Output an exact reproduction of the data.
──────────
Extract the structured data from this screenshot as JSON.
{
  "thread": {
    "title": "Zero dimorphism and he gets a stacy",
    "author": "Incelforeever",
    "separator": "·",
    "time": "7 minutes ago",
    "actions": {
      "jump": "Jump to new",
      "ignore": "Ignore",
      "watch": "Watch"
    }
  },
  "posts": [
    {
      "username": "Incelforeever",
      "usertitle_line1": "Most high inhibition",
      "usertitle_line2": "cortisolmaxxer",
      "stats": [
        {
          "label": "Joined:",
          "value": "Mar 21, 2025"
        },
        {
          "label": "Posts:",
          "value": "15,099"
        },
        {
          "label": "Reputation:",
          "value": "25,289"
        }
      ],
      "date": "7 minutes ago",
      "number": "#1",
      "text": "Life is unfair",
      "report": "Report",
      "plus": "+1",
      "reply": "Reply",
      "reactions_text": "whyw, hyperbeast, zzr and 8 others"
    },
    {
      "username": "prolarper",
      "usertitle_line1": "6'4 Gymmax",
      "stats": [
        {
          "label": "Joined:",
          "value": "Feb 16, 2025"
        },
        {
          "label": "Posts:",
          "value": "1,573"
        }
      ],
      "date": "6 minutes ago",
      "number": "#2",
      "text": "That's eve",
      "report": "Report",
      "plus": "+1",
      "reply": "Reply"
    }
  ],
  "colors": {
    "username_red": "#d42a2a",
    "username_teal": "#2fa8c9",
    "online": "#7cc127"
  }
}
──────────
OUTPUT OF THE EXERCISE:
Extract the structured data from this screenshot as JSON.
{
  "thread": {
    "title": "Zero dimorphism and he gets a stacy",
    "author": "Incelforeever",
    "separator": "·",
    "time": "7 minutes ago",
    "actions": {
      "jump": "Jump to new",
      "ignore": "Ignore",
      "watch": "Watch"
    }
  },
  "posts": [
    {
      "username": "Incelforeever",
      "usertitle_line1": "Most high inhibition",
      "usertitle_line2": "cortisolmaxxer",
      "stats": [
        {
          "label": "Joined:",
          "value": "Mar 21, 2025"
        },
        {
          "label": "Posts:",
          "value": "15,099"
        },
        {
          "label": "Reputation:",
          "value": "25,289"
        }
      ],
      "date": "7 minutes ago",
      "number": "#1",
      "text": "Life is unfair",
      "report": "Report",
      "plus": "+1",
      "reply": "Reply",
      "reactions_text": "whyw, hyperbeast, zzr and 8 others"
    },
    {
      "username": "prolarper",
      "usertitle_line1": "6'4 Gymmax",
      "stats": [
        {
          "label": "Joined:",
          "value": "Feb 16, 2025"
        },
        {
          "label": "Posts:",
          "value": "1,573"
        }
      ],
      "date": "6 minutes ago",
      "number": "#2",
      "text": "That's eve",
      "report": "Report",
      "plus": "+1",
      "reply": "Reply"
    }
  ],
  "colors": {
    "username_red": "#d42a2a",
    "username_teal": "#2fa8c9",
    "online": "#7cc127"
  }
}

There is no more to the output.